▶ WHAT YOU NEED TO DO:
Retype each line of the material exactly, please, skipping any picture in it.

▶ INPUT RECORDS:
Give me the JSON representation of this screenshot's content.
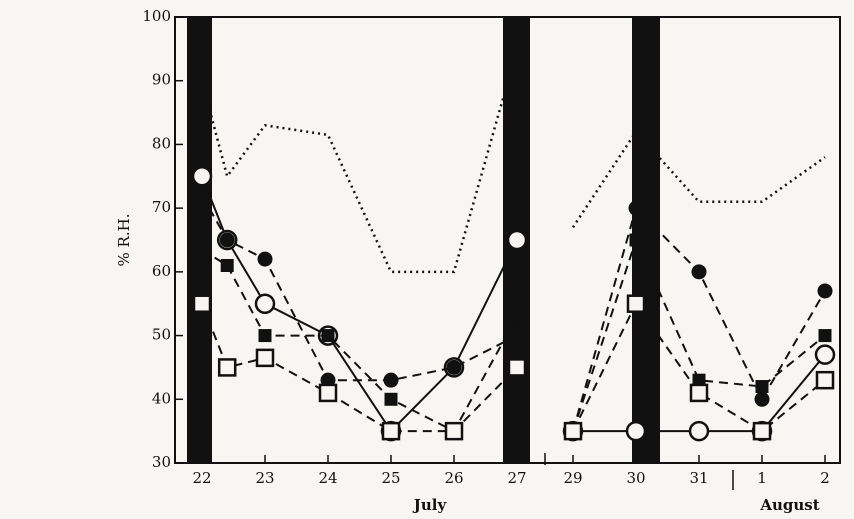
{
  "chart_data": {
    "type": "line",
    "y_label": "% R.H.",
    "xticks": [
      22,
      23,
      24,
      25,
      26,
      27,
      29,
      30,
      31,
      {
        "value": 32,
        "label": "1"
      },
      {
        "value": 33,
        "label": "2"
      }
    ],
    "month_labels": [
      "July",
      "August"
    ],
    "ylim": [
      30,
      100
    ],
    "yticks": [
      30,
      40,
      50,
      60,
      70,
      80,
      90,
      100
    ],
    "series": [
      {
        "color": "#111111",
        "style": "dotted",
        "marker": "none",
        "x": [
          22,
          22.4,
          23,
          24,
          25,
          26,
          27,
          28,
          29,
          30,
          31,
          32,
          33
        ],
        "values": [
          90,
          75,
          83,
          81.5,
          60,
          60,
          95,
          null,
          67,
          82,
          71,
          71,
          78
        ]
      },
      {
        "color": "#111111",
        "style": "solid",
        "marker": "open-circle",
        "x": [
          22,
          22.4,
          23,
          24,
          25,
          26,
          27,
          28,
          29,
          30,
          31,
          32,
          33
        ],
        "values": [
          75,
          65,
          55,
          50,
          35,
          45,
          65,
          null,
          35,
          35,
          35,
          35,
          47
        ]
      },
      {
        "color": "#111111",
        "style": "dashed",
        "marker": "filled-circle",
        "x": [
          22,
          22.4,
          23,
          24,
          25,
          26,
          27,
          28,
          29,
          30,
          31,
          32,
          33
        ],
        "values": [
          72,
          65,
          62,
          43,
          43,
          45,
          50,
          null,
          35,
          70,
          60,
          40,
          57
        ]
      },
      {
        "color": "#111111",
        "style": "dashed",
        "marker": "filled-square",
        "x": [
          22,
          22.4,
          23,
          24,
          25,
          26,
          27,
          28,
          29,
          30,
          31,
          32,
          33
        ],
        "values": [
          63.5,
          61,
          50,
          50,
          40,
          35,
          53,
          null,
          35,
          65,
          43,
          42,
          50
        ]
      },
      {
        "color": "#111111",
        "style": "dashed",
        "marker": "open-square",
        "x": [
          22,
          22.4,
          23,
          24,
          25,
          26,
          27,
          28,
          29,
          30,
          31,
          32,
          33
        ],
        "values": [
          55,
          45,
          46.5,
          41,
          35,
          35,
          45,
          null,
          35,
          55,
          41,
          35,
          43
        ]
      }
    ]
  }
}
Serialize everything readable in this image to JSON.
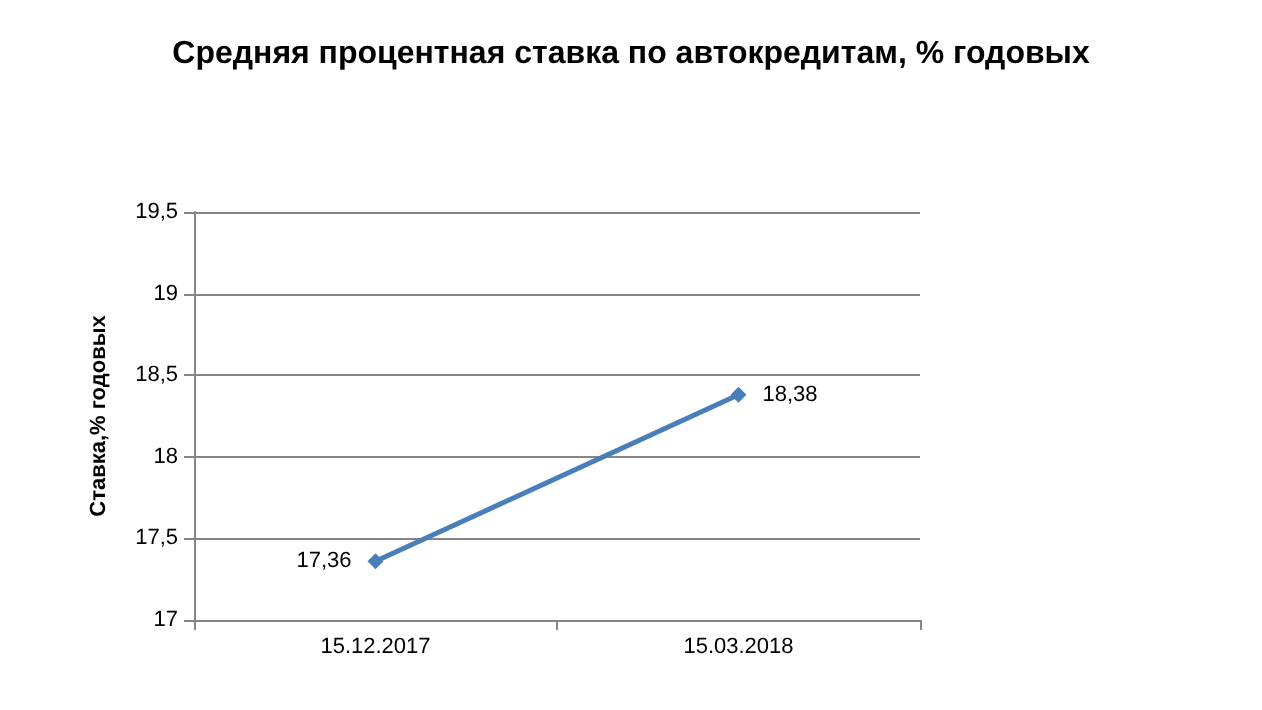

▶ SOLUTION FOR THIS PROBLEM:
Give me the JSON representation of this screenshot's content.
{
  "chart_data": {
    "type": "line",
    "y_label": "% R.H.",
    "xticks": [
      22,
      23,
      24,
      25,
      26,
      27,
      29,
      30,
      31,
      {
        "value": 32,
        "label": "1"
      },
      {
        "value": 33,
        "label": "2"
      }
    ],
    "month_labels": [
      "July",
      "August"
    ],
    "ylim": [
      30,
      100
    ],
    "yticks": [
      30,
      40,
      50,
      60,
      70,
      80,
      90,
      100
    ],
    "series": [
      {
        "color": "#111111",
        "style": "dotted",
        "marker": "none",
        "x": [
          22,
          22.4,
          23,
          24,
          25,
          26,
          27,
          28,
          29,
          30,
          31,
          32,
          33
        ],
        "values": [
          90,
          75,
          83,
          81.5,
          60,
          60,
          95,
          null,
          67,
          82,
          71,
          71,
          78
        ]
      },
      {
        "color": "#111111",
        "style": "solid",
        "marker": "open-circle",
        "x": [
          22,
          22.4,
          23,
          24,
          25,
          26,
          27,
          28,
          29,
          30,
          31,
          32,
          33
        ],
        "values": [
          75,
          65,
          55,
          50,
          35,
          45,
          65,
          null,
          35,
          35,
          35,
          35,
          47
        ]
      },
      {
        "color": "#111111",
        "style": "dashed",
        "marker": "filled-circle",
        "x": [
          22,
          22.4,
          23,
          24,
          25,
          26,
          27,
          28,
          29,
          30,
          31,
          32,
          33
        ],
        "values": [
          72,
          65,
          62,
          43,
          43,
          45,
          50,
          null,
          35,
          70,
          60,
          40,
          57
        ]
      },
      {
        "color": "#111111",
        "style": "dashed",
        "marker": "filled-square",
        "x": [
          22,
          22.4,
          23,
          24,
          25,
          26,
          27,
          28,
          29,
          30,
          31,
          32,
          33
        ],
        "values": [
          63.5,
          61,
          50,
          50,
          40,
          35,
          53,
          null,
          35,
          65,
          43,
          42,
          50
        ]
      },
      {
        "color": "#111111",
        "style": "dashed",
        "marker": "open-square",
        "x": [
          22,
          22.4,
          23,
          24,
          25,
          26,
          27,
          28,
          29,
          30,
          31,
          32,
          33
        ],
        "values": [
          55,
          45,
          46.5,
          41,
          35,
          35,
          45,
          null,
          35,
          55,
          41,
          35,
          43
        ]
      }
    ]
  }
}
Serialize everything readable in this image to JSON.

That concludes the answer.